(Material)
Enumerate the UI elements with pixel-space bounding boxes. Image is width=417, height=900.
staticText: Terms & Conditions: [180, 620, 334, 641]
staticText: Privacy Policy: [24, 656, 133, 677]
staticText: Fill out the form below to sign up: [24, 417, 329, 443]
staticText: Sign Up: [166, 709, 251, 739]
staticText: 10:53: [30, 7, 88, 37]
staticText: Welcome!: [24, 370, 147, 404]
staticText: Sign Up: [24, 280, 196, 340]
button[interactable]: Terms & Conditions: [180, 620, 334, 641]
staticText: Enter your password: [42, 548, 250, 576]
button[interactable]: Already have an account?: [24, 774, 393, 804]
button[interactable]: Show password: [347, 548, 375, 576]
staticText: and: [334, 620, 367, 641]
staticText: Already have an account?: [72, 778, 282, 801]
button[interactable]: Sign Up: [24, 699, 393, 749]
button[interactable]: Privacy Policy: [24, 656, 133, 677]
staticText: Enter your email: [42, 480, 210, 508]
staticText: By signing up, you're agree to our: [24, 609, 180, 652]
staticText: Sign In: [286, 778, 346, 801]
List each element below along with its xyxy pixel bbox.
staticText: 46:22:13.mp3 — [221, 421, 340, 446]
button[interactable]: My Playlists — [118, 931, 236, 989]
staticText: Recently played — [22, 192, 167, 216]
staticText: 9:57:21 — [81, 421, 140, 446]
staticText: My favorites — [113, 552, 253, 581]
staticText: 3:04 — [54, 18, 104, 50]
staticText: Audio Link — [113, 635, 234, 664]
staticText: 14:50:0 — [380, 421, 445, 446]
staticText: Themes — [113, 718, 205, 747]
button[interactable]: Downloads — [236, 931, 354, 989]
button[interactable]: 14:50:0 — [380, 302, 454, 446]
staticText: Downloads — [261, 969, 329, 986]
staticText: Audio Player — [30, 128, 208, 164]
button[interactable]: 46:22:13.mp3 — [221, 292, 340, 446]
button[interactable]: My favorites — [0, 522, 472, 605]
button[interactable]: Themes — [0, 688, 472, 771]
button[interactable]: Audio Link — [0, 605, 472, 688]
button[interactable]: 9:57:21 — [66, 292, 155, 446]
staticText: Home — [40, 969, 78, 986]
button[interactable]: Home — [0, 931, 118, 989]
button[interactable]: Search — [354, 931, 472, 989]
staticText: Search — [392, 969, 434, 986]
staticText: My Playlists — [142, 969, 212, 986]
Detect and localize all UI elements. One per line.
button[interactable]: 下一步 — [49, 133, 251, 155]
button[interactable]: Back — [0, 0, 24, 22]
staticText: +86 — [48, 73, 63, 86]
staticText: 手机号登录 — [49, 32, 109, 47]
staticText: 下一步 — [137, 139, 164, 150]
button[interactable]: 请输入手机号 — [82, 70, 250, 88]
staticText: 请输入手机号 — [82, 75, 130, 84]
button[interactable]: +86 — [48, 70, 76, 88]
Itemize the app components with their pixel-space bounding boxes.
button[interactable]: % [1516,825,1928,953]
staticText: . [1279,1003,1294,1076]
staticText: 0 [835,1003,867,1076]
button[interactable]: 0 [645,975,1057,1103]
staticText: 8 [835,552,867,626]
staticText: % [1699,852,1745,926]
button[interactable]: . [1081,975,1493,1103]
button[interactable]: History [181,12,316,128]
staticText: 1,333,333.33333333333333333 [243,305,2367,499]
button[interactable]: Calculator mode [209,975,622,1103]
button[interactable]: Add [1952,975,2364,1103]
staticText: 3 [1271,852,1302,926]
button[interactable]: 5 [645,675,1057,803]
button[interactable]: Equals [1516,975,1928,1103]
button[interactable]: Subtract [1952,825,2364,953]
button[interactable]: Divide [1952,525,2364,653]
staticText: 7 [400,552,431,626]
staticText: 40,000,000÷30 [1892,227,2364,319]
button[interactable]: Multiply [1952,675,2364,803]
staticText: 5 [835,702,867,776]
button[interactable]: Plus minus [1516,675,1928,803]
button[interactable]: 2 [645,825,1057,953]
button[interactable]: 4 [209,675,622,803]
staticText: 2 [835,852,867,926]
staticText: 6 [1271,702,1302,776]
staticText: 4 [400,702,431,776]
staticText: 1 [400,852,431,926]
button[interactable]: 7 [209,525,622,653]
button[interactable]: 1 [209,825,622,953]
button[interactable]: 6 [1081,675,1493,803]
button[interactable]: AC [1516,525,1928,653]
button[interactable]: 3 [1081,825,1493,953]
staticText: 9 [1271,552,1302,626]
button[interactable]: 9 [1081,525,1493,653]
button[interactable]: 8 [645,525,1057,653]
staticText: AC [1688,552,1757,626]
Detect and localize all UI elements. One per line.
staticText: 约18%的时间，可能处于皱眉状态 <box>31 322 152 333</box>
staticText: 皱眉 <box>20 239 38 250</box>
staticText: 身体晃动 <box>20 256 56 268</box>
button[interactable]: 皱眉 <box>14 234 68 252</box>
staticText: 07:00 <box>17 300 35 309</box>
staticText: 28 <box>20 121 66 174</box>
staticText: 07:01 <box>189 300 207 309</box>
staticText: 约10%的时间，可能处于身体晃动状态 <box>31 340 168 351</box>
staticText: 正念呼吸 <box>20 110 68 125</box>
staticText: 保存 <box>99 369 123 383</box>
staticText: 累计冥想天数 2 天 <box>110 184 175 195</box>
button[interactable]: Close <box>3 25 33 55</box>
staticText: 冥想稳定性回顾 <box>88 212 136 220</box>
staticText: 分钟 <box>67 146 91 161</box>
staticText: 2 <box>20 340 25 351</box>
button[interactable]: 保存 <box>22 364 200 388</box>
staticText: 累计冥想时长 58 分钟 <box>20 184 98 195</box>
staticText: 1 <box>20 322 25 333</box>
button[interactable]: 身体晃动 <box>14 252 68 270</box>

(Aim) Rewrite all of the entries above, changing every instance of "Privacy Policy" to "Privacy Notice" and leaving everything else the same.

(Written solution)
Enumerate the UI elements with pixel-space bounding boxes. Image is width=417, height=900.
staticText: Terms & Conditions: [180, 620, 334, 641]
staticText: Privacy Notice: [24, 656, 133, 677]
staticText: Fill out the form below to sign up: [24, 417, 329, 443]
staticText: Sign Up: [166, 709, 251, 739]
staticText: 10:53: [30, 7, 88, 37]
staticText: Welcome!: [24, 370, 147, 404]
staticText: Sign Up: [24, 280, 196, 340]
button[interactable]: Terms & Conditions: [180, 620, 334, 641]
staticText: Enter your password: [42, 548, 250, 576]
button[interactable]: Already have an account?: [24, 774, 393, 804]
button[interactable]: Show password: [347, 548, 375, 576]
staticText: and: [334, 620, 367, 641]
staticText: Already have an account?: [72, 778, 282, 801]
button[interactable]: Sign Up: [24, 699, 393, 749]
button[interactable]: Privacy Notice: [24, 656, 133, 677]
staticText: Enter your email: [42, 480, 210, 508]
staticText: By signing up, you're agree to our: [24, 609, 180, 652]
staticText: Sign In: [286, 778, 346, 801]
List each element below along with its xyxy pixel bbox.
staticText: 46:22:13.mp3 — [221, 421, 340, 446]
button[interactable]: My Playlists — [118, 931, 236, 989]
staticText: Recently played — [22, 192, 167, 216]
staticText: 9:57:21 — [81, 421, 140, 446]
staticText: My favorites — [113, 552, 253, 581]
staticText: 3:04 — [54, 18, 104, 50]
staticText: Audio Link — [113, 635, 234, 664]
staticText: 14:50:0 — [380, 421, 445, 446]
staticText: Themes — [113, 718, 205, 747]
button[interactable]: Downloads — [236, 931, 354, 989]
button[interactable]: 14:50:0 — [380, 302, 454, 446]
staticText: Downloads — [261, 969, 329, 986]
staticText: Audio Player — [30, 128, 208, 164]
button[interactable]: 46:22:13.mp3 — [221, 292, 340, 446]
button[interactable]: My favorites — [0, 522, 472, 605]
button[interactable]: Themes — [0, 688, 472, 771]
button[interactable]: Audio Link — [0, 605, 472, 688]
button[interactable]: 9:57:21 — [66, 292, 155, 446]
staticText: Home — [40, 969, 78, 986]
button[interactable]: Home — [0, 931, 118, 989]
button[interactable]: Search — [354, 931, 472, 989]
staticText: Search — [392, 969, 434, 986]
staticText: My Playlists — [142, 969, 212, 986]
Detect and localize all UI elements. One per line.
button[interactable]: 下一步 — [49, 133, 251, 155]
button[interactable]: Back — [0, 0, 24, 22]
staticText: +86 — [48, 73, 63, 86]
staticText: 手机号登录 — [49, 32, 109, 47]
staticText: 下一步 — [137, 139, 164, 150]
button[interactable]: 请输入手机号 — [82, 70, 250, 88]
staticText: 请输入手机号 — [82, 75, 130, 84]
button[interactable]: +86 — [48, 70, 76, 88]
Itemize the app components with their pixel-space bounding boxes.
button[interactable]: % [1516,825,1928,953]
staticText: . [1279,1003,1294,1076]
staticText: 0 [835,1003,867,1076]
button[interactable]: 0 [645,975,1057,1103]
staticText: 8 [835,552,867,626]
staticText: % [1699,852,1745,926]
button[interactable]: . [1081,975,1493,1103]
button[interactable]: History [181,12,316,128]
staticText: 1,333,333.33333333333333333 [243,305,2367,499]
button[interactable]: Calculator mode [209,975,622,1103]
button[interactable]: Add [1952,975,2364,1103]
staticText: 3 [1271,852,1302,926]
button[interactable]: 5 [645,675,1057,803]
button[interactable]: Equals [1516,975,1928,1103]
button[interactable]: Subtract [1952,825,2364,953]
button[interactable]: Divide [1952,525,2364,653]
staticText: 7 [400,552,431,626]
staticText: 40,000,000÷30 [1892,227,2364,319]
button[interactable]: Multiply [1952,675,2364,803]
staticText: 5 [835,702,867,776]
button[interactable]: Plus minus [1516,675,1928,803]
button[interactable]: 2 [645,825,1057,953]
button[interactable]: 4 [209,675,622,803]
staticText: 2 [835,852,867,926]
staticText: 6 [1271,702,1302,776]
staticText: 4 [400,702,431,776]
staticText: 1 [400,852,431,926]
button[interactable]: 7 [209,525,622,653]
button[interactable]: 1 [209,825,622,953]
button[interactable]: 6 [1081,675,1493,803]
button[interactable]: AC [1516,525,1928,653]
button[interactable]: 3 [1081,825,1493,953]
staticText: 9 [1271,552,1302,626]
button[interactable]: 9 [1081,525,1493,653]
button[interactable]: 8 [645,525,1057,653]
staticText: AC [1688,552,1757,626]
Detect and localize all UI elements. One per line.
staticText: 约18%的时间，可能处于皱眉状态 <box>31 322 152 333</box>
staticText: 皱眉 <box>20 239 38 250</box>
staticText: 身体晃动 <box>20 256 56 268</box>
button[interactable]: 皱眉 <box>14 234 68 252</box>
staticText: 07:00 <box>17 300 35 309</box>
staticText: 28 <box>20 121 66 174</box>
staticText: 07:01 <box>189 300 207 309</box>
staticText: 约10%的时间，可能处于身体晃动状态 <box>31 340 168 351</box>
staticText: 正念呼吸 <box>20 110 68 125</box>
staticText: 保存 <box>99 369 123 383</box>
staticText: 累计冥想天数 2 天 <box>110 184 175 195</box>
button[interactable]: Close <box>3 25 33 55</box>
staticText: 冥想稳定性回顾 <box>88 212 136 220</box>
staticText: 分钟 <box>67 146 91 161</box>
staticText: 2 <box>20 340 25 351</box>
button[interactable]: 保存 <box>22 364 200 388</box>
staticText: 累计冥想时长 58 分钟 <box>20 184 98 195</box>
staticText: 1 <box>20 322 25 333</box>
button[interactable]: 身体晃动 <box>14 252 68 270</box>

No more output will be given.